All lines holding the string "type" are to be shown.

******************************

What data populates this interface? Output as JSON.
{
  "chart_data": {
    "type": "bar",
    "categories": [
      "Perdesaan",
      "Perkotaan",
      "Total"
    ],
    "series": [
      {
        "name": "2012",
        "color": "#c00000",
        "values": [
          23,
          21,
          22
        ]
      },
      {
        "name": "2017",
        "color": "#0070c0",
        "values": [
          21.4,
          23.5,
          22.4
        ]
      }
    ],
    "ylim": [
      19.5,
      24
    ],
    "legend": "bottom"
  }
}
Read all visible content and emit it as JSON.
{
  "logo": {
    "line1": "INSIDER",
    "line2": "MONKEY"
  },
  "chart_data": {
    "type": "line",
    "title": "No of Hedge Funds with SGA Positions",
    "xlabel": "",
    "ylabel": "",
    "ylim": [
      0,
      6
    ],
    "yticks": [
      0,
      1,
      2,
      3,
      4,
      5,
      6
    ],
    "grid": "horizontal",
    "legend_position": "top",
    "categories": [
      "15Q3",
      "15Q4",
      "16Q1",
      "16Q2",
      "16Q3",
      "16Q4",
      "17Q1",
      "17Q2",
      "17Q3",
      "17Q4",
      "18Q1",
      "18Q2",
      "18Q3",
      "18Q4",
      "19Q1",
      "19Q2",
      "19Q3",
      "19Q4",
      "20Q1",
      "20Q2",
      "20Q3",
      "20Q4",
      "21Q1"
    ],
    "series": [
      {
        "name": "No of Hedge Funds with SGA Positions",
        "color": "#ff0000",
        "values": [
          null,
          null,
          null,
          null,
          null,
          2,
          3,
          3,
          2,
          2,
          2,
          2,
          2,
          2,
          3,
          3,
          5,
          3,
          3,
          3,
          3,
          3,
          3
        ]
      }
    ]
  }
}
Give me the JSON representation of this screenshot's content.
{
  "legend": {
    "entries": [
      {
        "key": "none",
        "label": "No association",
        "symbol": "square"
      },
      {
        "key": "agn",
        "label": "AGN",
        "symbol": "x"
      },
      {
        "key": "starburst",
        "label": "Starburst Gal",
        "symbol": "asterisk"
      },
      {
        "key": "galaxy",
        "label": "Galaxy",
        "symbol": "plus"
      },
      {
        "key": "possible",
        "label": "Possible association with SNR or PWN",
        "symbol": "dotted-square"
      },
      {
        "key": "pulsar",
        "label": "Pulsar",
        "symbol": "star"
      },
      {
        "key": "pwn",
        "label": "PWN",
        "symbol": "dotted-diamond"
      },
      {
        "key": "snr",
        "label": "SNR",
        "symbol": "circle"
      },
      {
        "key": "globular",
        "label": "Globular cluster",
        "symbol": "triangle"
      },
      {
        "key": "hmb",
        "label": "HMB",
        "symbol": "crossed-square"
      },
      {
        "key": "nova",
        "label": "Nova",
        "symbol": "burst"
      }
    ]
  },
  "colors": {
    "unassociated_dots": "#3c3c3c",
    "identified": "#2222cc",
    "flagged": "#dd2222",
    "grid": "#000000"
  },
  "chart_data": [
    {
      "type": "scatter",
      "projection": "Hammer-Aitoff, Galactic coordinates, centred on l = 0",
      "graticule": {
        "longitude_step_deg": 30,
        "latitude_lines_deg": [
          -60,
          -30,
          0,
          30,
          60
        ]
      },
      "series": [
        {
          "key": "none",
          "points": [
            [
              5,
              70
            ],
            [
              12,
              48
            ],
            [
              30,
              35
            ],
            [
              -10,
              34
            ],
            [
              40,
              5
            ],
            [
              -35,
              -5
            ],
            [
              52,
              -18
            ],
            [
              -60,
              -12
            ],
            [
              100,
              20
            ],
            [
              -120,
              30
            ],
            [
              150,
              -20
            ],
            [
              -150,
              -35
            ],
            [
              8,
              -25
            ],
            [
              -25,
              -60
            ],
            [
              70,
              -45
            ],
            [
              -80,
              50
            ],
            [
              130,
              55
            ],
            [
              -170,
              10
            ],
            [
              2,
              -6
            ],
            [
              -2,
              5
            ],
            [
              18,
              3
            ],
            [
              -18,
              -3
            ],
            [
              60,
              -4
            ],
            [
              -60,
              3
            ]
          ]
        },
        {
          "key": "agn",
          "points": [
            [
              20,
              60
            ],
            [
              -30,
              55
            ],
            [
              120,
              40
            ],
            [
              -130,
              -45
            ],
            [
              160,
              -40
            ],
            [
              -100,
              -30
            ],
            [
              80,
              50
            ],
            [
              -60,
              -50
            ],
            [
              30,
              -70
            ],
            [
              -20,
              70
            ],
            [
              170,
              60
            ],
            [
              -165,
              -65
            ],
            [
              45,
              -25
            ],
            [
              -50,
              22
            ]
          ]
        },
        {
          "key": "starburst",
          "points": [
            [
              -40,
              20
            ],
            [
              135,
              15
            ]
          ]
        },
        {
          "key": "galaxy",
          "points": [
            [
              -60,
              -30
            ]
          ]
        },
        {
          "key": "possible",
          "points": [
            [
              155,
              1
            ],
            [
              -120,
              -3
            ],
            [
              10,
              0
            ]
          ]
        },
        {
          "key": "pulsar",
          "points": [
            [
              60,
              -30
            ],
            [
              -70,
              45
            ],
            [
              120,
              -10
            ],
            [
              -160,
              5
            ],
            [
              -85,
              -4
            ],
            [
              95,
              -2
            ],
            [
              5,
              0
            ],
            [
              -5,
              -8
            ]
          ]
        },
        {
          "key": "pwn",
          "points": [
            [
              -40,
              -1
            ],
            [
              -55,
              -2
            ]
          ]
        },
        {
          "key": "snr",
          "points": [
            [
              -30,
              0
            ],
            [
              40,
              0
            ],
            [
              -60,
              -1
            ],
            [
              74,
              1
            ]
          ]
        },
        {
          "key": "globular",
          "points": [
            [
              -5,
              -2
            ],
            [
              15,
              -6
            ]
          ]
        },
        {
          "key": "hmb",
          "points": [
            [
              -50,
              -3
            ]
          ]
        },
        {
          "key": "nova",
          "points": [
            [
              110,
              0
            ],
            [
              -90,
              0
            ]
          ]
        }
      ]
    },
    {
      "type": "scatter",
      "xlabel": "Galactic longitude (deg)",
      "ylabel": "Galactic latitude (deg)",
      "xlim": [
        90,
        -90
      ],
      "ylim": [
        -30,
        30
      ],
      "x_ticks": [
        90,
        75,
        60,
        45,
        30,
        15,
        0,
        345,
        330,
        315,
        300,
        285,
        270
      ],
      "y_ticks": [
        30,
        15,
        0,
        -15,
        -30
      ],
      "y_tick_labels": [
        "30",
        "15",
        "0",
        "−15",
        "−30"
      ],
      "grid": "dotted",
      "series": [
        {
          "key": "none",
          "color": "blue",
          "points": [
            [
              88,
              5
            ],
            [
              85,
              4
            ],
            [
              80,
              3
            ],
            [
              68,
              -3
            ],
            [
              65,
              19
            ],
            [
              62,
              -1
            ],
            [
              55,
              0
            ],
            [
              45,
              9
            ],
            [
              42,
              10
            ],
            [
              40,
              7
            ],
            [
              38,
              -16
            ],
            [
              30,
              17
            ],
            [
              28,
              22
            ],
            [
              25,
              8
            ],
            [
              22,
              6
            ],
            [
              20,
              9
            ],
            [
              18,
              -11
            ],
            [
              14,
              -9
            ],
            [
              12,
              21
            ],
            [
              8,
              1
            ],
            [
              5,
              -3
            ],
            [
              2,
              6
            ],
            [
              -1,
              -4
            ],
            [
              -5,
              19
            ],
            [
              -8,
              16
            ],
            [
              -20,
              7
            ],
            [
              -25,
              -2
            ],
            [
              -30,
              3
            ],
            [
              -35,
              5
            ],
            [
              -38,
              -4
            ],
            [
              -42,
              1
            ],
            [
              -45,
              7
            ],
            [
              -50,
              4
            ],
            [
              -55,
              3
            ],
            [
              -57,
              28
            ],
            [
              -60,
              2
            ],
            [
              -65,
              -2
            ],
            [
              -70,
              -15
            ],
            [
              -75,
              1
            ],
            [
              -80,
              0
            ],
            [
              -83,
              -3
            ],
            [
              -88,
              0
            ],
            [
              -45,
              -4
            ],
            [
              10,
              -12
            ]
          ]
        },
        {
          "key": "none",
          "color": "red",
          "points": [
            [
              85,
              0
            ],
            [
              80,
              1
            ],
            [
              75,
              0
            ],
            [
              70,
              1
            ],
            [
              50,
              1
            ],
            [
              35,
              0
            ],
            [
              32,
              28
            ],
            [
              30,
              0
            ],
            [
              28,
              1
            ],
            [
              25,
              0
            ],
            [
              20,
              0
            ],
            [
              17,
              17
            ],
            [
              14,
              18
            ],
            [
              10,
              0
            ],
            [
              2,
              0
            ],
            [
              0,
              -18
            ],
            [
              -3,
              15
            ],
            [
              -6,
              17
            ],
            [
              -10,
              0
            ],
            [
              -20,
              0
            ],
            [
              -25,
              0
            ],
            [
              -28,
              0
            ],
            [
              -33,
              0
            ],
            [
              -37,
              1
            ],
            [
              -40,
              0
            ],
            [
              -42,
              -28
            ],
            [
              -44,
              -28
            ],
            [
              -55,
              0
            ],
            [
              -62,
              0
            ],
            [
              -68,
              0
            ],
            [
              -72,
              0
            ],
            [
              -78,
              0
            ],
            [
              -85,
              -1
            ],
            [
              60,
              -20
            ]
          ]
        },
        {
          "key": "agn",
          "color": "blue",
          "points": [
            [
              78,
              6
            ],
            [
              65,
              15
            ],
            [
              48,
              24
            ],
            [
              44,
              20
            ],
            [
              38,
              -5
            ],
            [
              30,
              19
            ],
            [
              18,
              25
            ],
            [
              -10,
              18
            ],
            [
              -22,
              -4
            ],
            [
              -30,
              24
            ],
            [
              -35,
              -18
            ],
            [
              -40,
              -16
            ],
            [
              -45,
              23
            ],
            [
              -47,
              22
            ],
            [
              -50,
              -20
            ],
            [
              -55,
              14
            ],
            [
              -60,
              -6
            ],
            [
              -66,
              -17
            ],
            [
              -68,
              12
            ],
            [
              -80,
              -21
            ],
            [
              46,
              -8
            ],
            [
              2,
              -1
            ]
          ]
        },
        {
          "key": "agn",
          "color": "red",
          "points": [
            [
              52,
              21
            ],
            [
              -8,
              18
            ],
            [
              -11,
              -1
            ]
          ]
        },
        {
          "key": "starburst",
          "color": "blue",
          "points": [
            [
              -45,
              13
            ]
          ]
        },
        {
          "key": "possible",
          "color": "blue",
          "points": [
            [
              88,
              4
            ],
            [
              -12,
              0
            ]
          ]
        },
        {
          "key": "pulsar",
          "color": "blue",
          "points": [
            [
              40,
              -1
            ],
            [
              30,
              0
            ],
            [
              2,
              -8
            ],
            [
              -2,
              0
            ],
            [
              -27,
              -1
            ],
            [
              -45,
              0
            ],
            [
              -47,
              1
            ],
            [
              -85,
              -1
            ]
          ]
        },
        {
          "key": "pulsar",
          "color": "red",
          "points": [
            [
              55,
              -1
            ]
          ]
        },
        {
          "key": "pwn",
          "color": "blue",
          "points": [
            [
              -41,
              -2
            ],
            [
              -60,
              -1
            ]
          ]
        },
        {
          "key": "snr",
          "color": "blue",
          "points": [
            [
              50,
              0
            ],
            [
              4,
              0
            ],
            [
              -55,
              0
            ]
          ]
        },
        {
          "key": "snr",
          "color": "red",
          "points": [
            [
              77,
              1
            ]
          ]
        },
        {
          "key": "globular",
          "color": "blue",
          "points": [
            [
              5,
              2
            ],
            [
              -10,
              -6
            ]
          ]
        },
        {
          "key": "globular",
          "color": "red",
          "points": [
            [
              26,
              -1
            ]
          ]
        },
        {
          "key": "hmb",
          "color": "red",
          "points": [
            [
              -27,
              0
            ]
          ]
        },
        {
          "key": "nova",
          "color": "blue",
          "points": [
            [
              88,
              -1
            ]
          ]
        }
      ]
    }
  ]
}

******************************

Result below:
    "type": "bar",
    "type": "line",
      "type": "scatter",
      "type": "scatter",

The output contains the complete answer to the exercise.